— Start Data provided —

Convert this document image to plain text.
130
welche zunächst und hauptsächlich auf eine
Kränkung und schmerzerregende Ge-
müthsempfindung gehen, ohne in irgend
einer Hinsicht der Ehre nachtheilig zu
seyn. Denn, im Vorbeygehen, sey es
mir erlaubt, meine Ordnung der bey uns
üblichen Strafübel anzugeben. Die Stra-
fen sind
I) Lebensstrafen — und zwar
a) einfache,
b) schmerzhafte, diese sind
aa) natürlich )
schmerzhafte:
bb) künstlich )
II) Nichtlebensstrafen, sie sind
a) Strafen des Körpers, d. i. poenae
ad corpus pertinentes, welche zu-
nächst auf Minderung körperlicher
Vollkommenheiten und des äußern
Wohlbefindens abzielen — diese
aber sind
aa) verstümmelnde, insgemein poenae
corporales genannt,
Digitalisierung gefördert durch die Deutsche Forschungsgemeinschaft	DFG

— End Data provided —

__Stated goal__
From the records above, extract every line exactly as it stands.

__Reply to the task__
Convert this document image to plain text.
130
welche zunächst und hauptsächlich auf eine
Kränkung und schmerzerregende Ge-
müthsempfindung gehen, ohne in irgend
einer Hinsicht der Ehre nachtheilig zu
seyn. Denn, im Vorbeygehen, sey es
mir erlaubt, meine Ordnung der bey uns
üblichen Strafübel anzugeben. Die Stra-
fen sind
I) Lebensstrafen — und zwar
a) einfache,
b) schmerzhafte, diese sind
aa) natürlich )
schmerzhafte:
bb) künstlich )
II) Nichtlebensstrafen, sie sind
a) Strafen des Körpers, d. i. poenae
ad corpus pertinentes, welche zu-
nächst auf Minderung körperlicher
Vollkommenheiten und des äußern
Wohlbefindens abzielen — diese
aber sind
aa) verstümmelnde, insgemein poenae
corporales genannt,
Digitalisierung gefördert durch die Deutsche Forschungsgemeinschaft	DFG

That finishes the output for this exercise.